▸ Directions for this task: Using the material below, copy every line where "selection" appears.
─── Dataset extract
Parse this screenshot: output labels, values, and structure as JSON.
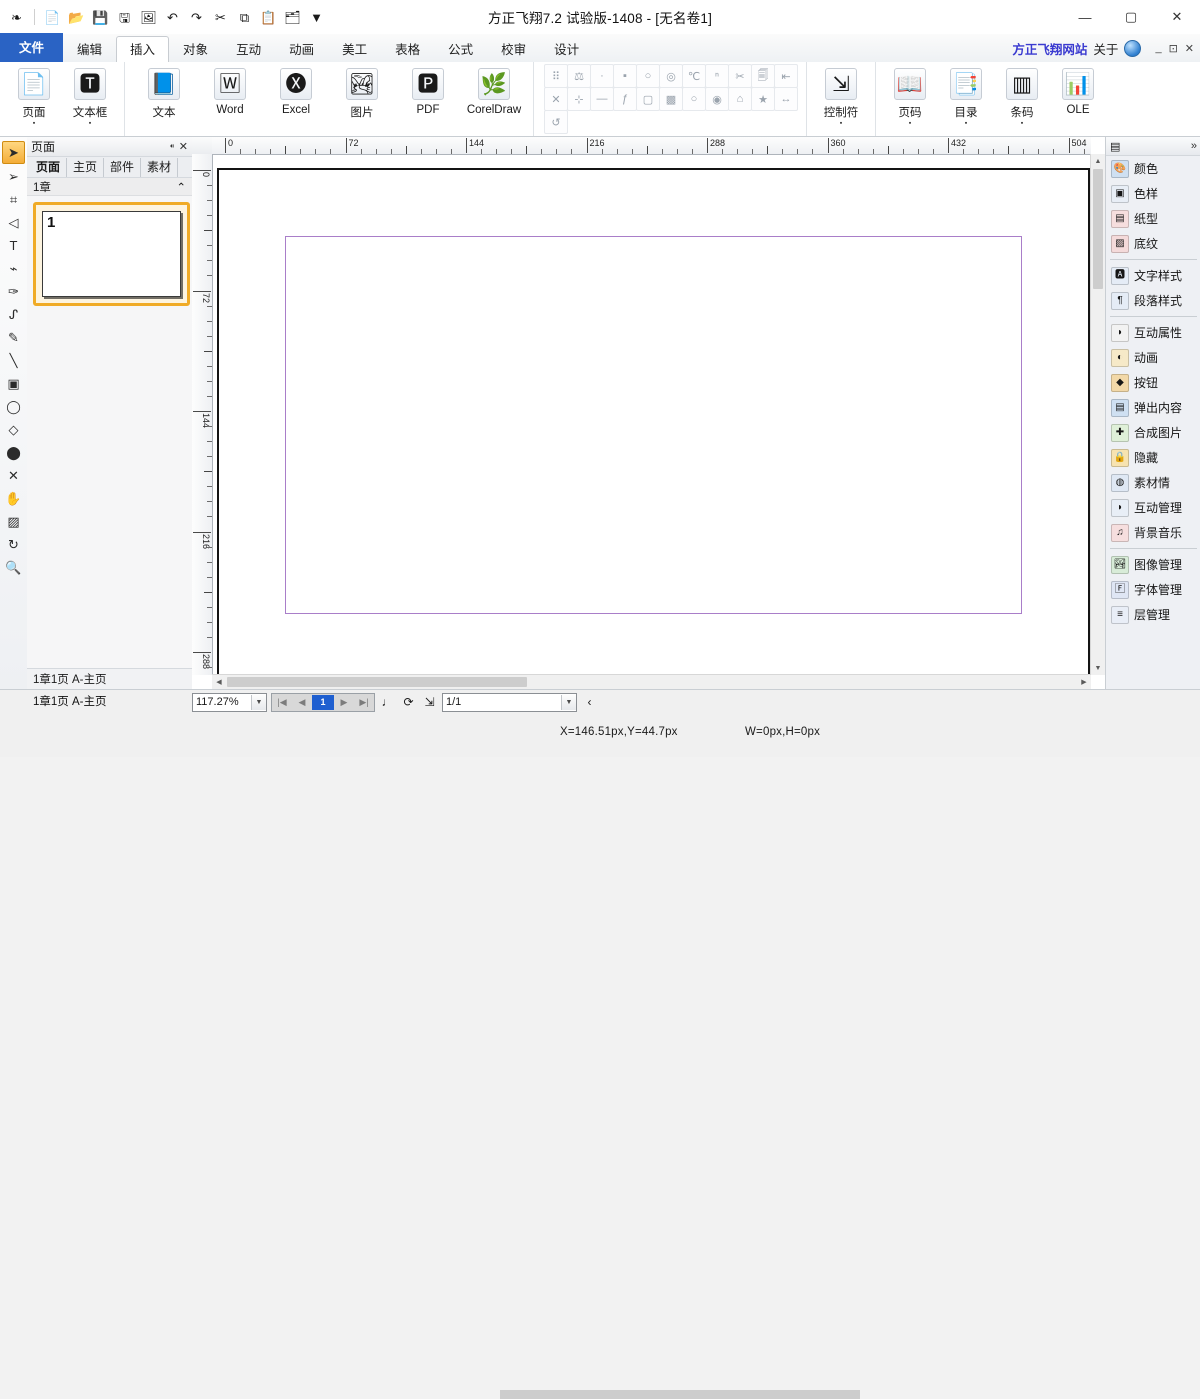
{
  "window": {
    "title": "方正飞翔7.2 试验版-1408 - [无名卷1]",
    "minimize": "—",
    "maximize": "▢",
    "close": "✕"
  },
  "quick_access": [
    {
      "name": "app-logo-icon",
      "glyph": "❧"
    },
    {
      "name": "new-document-icon",
      "glyph": "📄"
    },
    {
      "name": "open-folder-icon",
      "glyph": "📂"
    },
    {
      "name": "save-icon",
      "glyph": "💾"
    },
    {
      "name": "export-icon",
      "glyph": "🖫"
    },
    {
      "name": "preview-icon",
      "glyph": "🖼"
    },
    {
      "name": "undo-icon",
      "glyph": "↶"
    },
    {
      "name": "redo-icon",
      "glyph": "↷"
    },
    {
      "name": "cut-icon",
      "glyph": "✂"
    },
    {
      "name": "copy-icon",
      "glyph": "⧉"
    },
    {
      "name": "paste-icon",
      "glyph": "📋"
    },
    {
      "name": "publish-icon",
      "glyph": "🗂"
    },
    {
      "name": "customize-dropdown-icon",
      "glyph": "▼"
    }
  ],
  "tabs": [
    {
      "label": "文件",
      "kind": "file"
    },
    {
      "label": "编辑",
      "kind": "normal"
    },
    {
      "label": "插入",
      "kind": "active"
    },
    {
      "label": "对象",
      "kind": "normal"
    },
    {
      "label": "互动",
      "kind": "normal"
    },
    {
      "label": "动画",
      "kind": "normal"
    },
    {
      "label": "美工",
      "kind": "normal"
    },
    {
      "label": "表格",
      "kind": "normal"
    },
    {
      "label": "公式",
      "kind": "normal"
    },
    {
      "label": "校审",
      "kind": "normal"
    },
    {
      "label": "设计",
      "kind": "normal"
    }
  ],
  "ribbon_right": {
    "site_link": "方正飞翔网站",
    "about_link": "关于",
    "help_icon": "help-icon",
    "minimize": "_",
    "restore": "⊡",
    "close": "✕"
  },
  "ribbon": {
    "group1": [
      {
        "label": "页面",
        "icon": "page-icon",
        "glyph": "📄",
        "dropdown": "▪"
      },
      {
        "label": "文本框",
        "icon": "textbox-icon",
        "glyph": "🆃",
        "dropdown": "▪"
      }
    ],
    "group2": [
      {
        "label": "文本",
        "icon": "text-icon",
        "glyph": "📘",
        "dropdown": ""
      },
      {
        "label": "Word",
        "icon": "word-icon",
        "glyph": "🅆",
        "dropdown": ""
      },
      {
        "label": "Excel",
        "icon": "excel-icon",
        "glyph": "🅧",
        "dropdown": ""
      },
      {
        "label": "图片",
        "icon": "image-icon",
        "glyph": "🏞",
        "dropdown": ""
      },
      {
        "label": "PDF",
        "icon": "pdf-icon",
        "glyph": "🅿",
        "dropdown": ""
      },
      {
        "label": "CorelDraw",
        "icon": "coreldraw-icon",
        "glyph": "🌿",
        "dropdown": ""
      }
    ],
    "small_icons_row1": [
      "⠿",
      "⚖",
      "·",
      "▪",
      "○",
      "◎",
      "℃",
      "ⁿ",
      "✂",
      "🗐",
      "⇤"
    ],
    "small_icons_row2": [
      "✕",
      "⊹",
      "—",
      "ƒ",
      "▢",
      "▩",
      "○",
      "◉",
      "⌂",
      "★",
      "↔",
      "↺"
    ],
    "group4": [
      {
        "label": "控制符",
        "icon": "control-character-icon",
        "glyph": "⇲",
        "dropdown": "▪"
      }
    ],
    "group5": [
      {
        "label": "页码",
        "icon": "page-number-icon",
        "glyph": "📖",
        "dropdown": "▪"
      },
      {
        "label": "目录",
        "icon": "toc-icon",
        "glyph": "📑",
        "dropdown": "▪"
      },
      {
        "label": "条码",
        "icon": "barcode-icon",
        "glyph": "▥",
        "dropdown": "▪"
      },
      {
        "label": "OLE",
        "icon": "ole-icon",
        "glyph": "📊",
        "dropdown": ""
      }
    ]
  },
  "toolbox": [
    {
      "name": "selection-tool",
      "glyph": "➤",
      "active": true
    },
    {
      "name": "direct-selection-tool",
      "glyph": "➢",
      "active": false
    },
    {
      "name": "crop-tool",
      "glyph": "⌗",
      "active": false
    },
    {
      "name": "polygon-tool",
      "glyph": "◁",
      "active": false
    },
    {
      "name": "text-tool",
      "glyph": "T",
      "active": false
    },
    {
      "name": "path-tool",
      "glyph": "⌁",
      "active": false
    },
    {
      "name": "pen-tool",
      "glyph": "✑",
      "active": false
    },
    {
      "name": "curve-tool",
      "glyph": "ᔑ",
      "active": false
    },
    {
      "name": "brush-tool",
      "glyph": "✎",
      "active": false
    },
    {
      "name": "line-tool",
      "glyph": "╲",
      "active": false
    },
    {
      "name": "rectangle-frame-tool",
      "glyph": "▣",
      "active": false
    },
    {
      "name": "ellipse-tool",
      "glyph": "◯",
      "active": false
    },
    {
      "name": "diamond-tool",
      "glyph": "◇",
      "active": false
    },
    {
      "name": "circle-tool",
      "glyph": "⬤",
      "active": false
    },
    {
      "name": "scissors-tool",
      "glyph": "✕",
      "active": false
    },
    {
      "name": "hand-tool",
      "glyph": "✋",
      "active": false
    },
    {
      "name": "gradient-tool",
      "glyph": "▨",
      "active": false
    },
    {
      "name": "rotate-tool",
      "glyph": "↻",
      "active": false
    },
    {
      "name": "zoom-tool",
      "glyph": "🔍",
      "active": false
    }
  ],
  "page_panel": {
    "title": "页面",
    "pin_icon": "⁌",
    "close_icon": "✕",
    "tabs": [
      "页面",
      "主页",
      "部件",
      "素材"
    ],
    "active_tab": "页面",
    "chapter_label": "1章",
    "collapse_icon": "⌃",
    "thumbnail_number": "1",
    "footer": "1章1页  A-主页"
  },
  "canvas": {
    "ruler_h_labels": [
      "0",
      "72",
      "144",
      "216",
      "288",
      "360",
      "432",
      "504"
    ],
    "ruler_v_labels": [
      "0",
      "72",
      "144",
      "216",
      "288"
    ],
    "margin_guide_color": "#a97ec9",
    "page_border_color": "#141414"
  },
  "right_panel": {
    "header_icon": "panel-icon",
    "expand_icon": "»",
    "groups": [
      [
        {
          "label": "颜色",
          "icon": "color-icon",
          "glyph": "🎨",
          "bg": "#cfe0f2"
        },
        {
          "label": "色样",
          "icon": "swatch-icon",
          "glyph": "▣",
          "bg": "#e8eef6"
        },
        {
          "label": "纸型",
          "icon": "paper-type-icon",
          "glyph": "▤",
          "bg": "#f6dede"
        },
        {
          "label": "底纹",
          "icon": "shading-icon",
          "glyph": "▨",
          "bg": "#f4dada"
        }
      ],
      [
        {
          "label": "文字样式",
          "icon": "character-style-icon",
          "glyph": "🅰",
          "bg": "#e5ecf6"
        },
        {
          "label": "段落样式",
          "icon": "paragraph-style-icon",
          "glyph": "¶",
          "bg": "#e5ecf6"
        }
      ],
      [
        {
          "label": "互动属性",
          "icon": "interaction-property-icon",
          "glyph": "◗",
          "bg": "#f2f2f2"
        },
        {
          "label": "动画",
          "icon": "animation-icon",
          "glyph": "◐",
          "bg": "#f6e9c8"
        },
        {
          "label": "按钮",
          "icon": "button-icon",
          "glyph": "◆",
          "bg": "#f2d8a8"
        },
        {
          "label": "弹出内容",
          "icon": "popup-content-icon",
          "glyph": "▤",
          "bg": "#cfe0f2"
        },
        {
          "label": "合成图片",
          "icon": "composite-image-icon",
          "glyph": "✚",
          "bg": "#dff0d8"
        },
        {
          "label": "隐藏",
          "icon": "hide-icon",
          "glyph": "🔒",
          "bg": "#f7e3b0"
        },
        {
          "label": "素材情",
          "icon": "material-icon",
          "glyph": "◍",
          "bg": "#dfe8f4"
        },
        {
          "label": "互动管理",
          "icon": "interaction-manager-icon",
          "glyph": "◗",
          "bg": "#e8eef6"
        },
        {
          "label": "背景音乐",
          "icon": "background-music-icon",
          "glyph": "♫",
          "bg": "#f6dede"
        }
      ],
      [
        {
          "label": "图像管理",
          "icon": "image-manager-icon",
          "glyph": "🏞",
          "bg": "#d8ecd8"
        },
        {
          "label": "字体管理",
          "icon": "font-manager-icon",
          "glyph": "🄵",
          "bg": "#dfe6f4"
        },
        {
          "label": "层管理",
          "icon": "layer-manager-icon",
          "glyph": "≡",
          "bg": "#e9eef7"
        }
      ]
    ]
  },
  "status_bar": {
    "zoom_value": "117.27%",
    "nav_cells": [
      "|◀",
      "◀",
      "1",
      "▶",
      "▶|"
    ],
    "current_nav_index": 2,
    "page_indicator": "1/1",
    "icons": [
      "♩",
      "⟳",
      "⇲"
    ],
    "prev_chevron": "‹",
    "coords": "X=146.51px,Y=44.7px",
    "dims": "W=0px,H=0px"
  }
}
──────
▸ Output of the exercise:
      "name": "selection-tool",
      "name": "direct-selection-tool",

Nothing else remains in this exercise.